Text block:
** Begin **
At cadence of 100, seems like the difference between 50-11 and 52-11 is 52km/h vs 54km/h. Maybe I do want the 52 to get up to speed on descents… I definitely don’t roll along on the flat at 50 km/h but on descents I am pedalling at >50km/h.

Also hoping that I can continue a similar progression in my FTP (added 36w since December) so that by next May when 2023 race season starts I will be ~240w FTP (if at similar weight 4.17 w/kg).

I thought I had read something saying you’re better off tucking once you’re descending over 50 km/h, but I don’t remember the number that specifically nor where I read it :smiley:

Personally - if I was racing and worried about being able to sprint etc it might be different, but I am not really bothered about spinning out above 52 km/h for example for normal riding. More worried about making sure I have the right bottom end than top end.

Gearing is based on distance since 1 revolution moves the bike a certain distance. So it’s a question about the cadence you prefer and the speeds that you expect to be traveling. You absolute power and the terrain you ride imply different speeds. W/kg is relevant mostly when your doing steep enough gradient.
** End **
Items:
** Begin **
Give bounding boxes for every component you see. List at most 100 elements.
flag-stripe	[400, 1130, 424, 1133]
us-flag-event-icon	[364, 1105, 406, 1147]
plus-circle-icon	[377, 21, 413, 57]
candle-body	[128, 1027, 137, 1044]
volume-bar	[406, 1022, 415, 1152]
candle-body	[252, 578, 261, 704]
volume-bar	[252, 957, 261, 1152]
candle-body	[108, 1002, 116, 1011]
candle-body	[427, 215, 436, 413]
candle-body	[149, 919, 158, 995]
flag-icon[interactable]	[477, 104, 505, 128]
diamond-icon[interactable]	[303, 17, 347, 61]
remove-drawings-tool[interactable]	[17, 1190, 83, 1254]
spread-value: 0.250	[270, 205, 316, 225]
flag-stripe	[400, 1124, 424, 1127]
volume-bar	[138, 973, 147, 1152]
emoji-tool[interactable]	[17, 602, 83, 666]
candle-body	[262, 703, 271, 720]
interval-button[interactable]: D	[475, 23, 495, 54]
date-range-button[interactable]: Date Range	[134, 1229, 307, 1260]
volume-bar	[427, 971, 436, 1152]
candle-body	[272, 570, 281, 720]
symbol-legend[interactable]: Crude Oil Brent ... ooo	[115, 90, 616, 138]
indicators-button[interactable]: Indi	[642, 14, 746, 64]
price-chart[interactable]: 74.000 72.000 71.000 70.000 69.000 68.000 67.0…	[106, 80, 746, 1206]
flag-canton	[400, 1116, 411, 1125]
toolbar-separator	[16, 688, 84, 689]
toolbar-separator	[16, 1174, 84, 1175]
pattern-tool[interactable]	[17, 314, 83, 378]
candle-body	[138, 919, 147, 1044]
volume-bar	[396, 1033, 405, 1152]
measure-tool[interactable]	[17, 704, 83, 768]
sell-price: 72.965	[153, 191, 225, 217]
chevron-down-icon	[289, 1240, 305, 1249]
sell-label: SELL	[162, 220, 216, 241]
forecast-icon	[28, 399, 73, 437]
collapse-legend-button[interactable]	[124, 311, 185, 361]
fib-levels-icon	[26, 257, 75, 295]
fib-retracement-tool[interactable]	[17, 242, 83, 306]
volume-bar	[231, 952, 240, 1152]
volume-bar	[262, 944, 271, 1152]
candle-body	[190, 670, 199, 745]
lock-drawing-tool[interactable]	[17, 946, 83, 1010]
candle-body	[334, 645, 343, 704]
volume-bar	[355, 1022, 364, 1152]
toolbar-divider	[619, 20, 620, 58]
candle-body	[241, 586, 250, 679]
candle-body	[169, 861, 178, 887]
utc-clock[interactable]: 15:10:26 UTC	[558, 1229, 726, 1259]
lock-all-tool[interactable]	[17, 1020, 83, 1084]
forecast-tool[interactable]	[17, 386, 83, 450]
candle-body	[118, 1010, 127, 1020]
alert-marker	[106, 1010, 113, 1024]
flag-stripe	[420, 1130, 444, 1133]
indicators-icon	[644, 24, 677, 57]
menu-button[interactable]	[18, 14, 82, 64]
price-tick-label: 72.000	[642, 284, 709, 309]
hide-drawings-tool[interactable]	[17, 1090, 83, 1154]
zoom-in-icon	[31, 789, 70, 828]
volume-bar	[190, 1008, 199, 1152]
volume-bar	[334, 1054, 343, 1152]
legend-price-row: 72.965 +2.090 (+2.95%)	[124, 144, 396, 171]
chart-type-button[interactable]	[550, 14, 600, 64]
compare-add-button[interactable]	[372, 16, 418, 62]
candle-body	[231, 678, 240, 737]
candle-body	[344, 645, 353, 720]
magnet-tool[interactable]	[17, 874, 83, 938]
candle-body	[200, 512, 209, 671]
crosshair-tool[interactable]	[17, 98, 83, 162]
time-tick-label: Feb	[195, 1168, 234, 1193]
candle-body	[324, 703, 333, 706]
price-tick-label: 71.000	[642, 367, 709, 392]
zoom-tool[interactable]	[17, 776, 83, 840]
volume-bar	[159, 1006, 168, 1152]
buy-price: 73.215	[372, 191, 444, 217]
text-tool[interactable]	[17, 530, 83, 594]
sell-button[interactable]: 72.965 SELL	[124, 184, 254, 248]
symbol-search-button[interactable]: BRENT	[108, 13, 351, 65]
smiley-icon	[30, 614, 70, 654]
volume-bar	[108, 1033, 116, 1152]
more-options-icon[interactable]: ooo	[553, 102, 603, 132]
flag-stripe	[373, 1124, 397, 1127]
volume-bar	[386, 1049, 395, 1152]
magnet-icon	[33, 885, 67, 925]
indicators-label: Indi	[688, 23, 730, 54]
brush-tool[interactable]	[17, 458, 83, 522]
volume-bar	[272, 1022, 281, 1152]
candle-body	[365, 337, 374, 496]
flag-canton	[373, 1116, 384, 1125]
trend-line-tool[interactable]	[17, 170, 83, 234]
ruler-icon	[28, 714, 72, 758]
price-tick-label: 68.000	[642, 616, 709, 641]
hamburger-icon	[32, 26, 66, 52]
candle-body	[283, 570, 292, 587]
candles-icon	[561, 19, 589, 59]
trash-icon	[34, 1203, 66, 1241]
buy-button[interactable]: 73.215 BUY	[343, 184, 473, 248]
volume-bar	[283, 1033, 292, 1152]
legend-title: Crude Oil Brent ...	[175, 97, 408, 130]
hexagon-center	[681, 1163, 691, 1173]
** End **
Task list:
[1] Copy the gearing discussion from "Personally - if" to "steep enough gradient.".
[2] In the gearing discussion, how many watts has the writer added to their FTP since December?
[3] Continue the gearing discussion from where it stops.
The rows have no connection to the gearing discussion.

Expected results:
[1]
Personally - if I was racing and worried about being able to sprint etc it might be different, but I am not really bothered about spinning out above 52 km/h for example for normal riding. More worried about making sure I have the right bottom end than top end.

Gearing is based on distance since 1 revolution moves the bike a certain distance. So it’s a question about the cadence you prefer and the speeds that you expect to be traveling. You absolute power and the terrain you ride imply different speeds. W/kg is relevant mostly when your doing steep enough gradient.

[2] 36 watts.

[3]
So just use a basic online gearing chart like others have suggested. As yourself what range of speeds do you imagine you will travel regularly.

Based on OP’s stated absolute power, a compact crank is best. I can’t see the need for over a 50T big ring.


A few things beforehand: sentences like “this is not race gearing” or some such is plain non-sense. Forget about all that.

Here is what I did when I chose gearing for my current road bike (and it worked out very, very well):

  • Observe the gears you use, what cadences you prefer to use and what kind of jumps between the gears you’d need.
  • Gearing crucially depends on the terrain you like to ride, not just your fitness. On the ride (endurance ride along the coastline) I did this morning, no way I’d need as big a cassette as I have now.
  • Don’t choose gearing for the days when the sun is shining, the birds are singing, you are super fit and you have slept 12 hours. Gears have to work in all circumstances, i. e. also when you are trying to stay in Z2 at a small hill.
  • In my case my cruising gears on the flats were 50:15–50:13 at about 100 rpm self-selected cadence (at speeds between 36–50 km/h). I’d use 50:11 only on downhill sections as an overdrive. When I tried 52:11 on a loaner, it was the exact same thing.
  • I live in Japan, i. e. even though I am close to the coast, I am also very close to proper mountains. I’d use all gears up until 34:32. I’d need the 34:32 mostly on endurance rides, though.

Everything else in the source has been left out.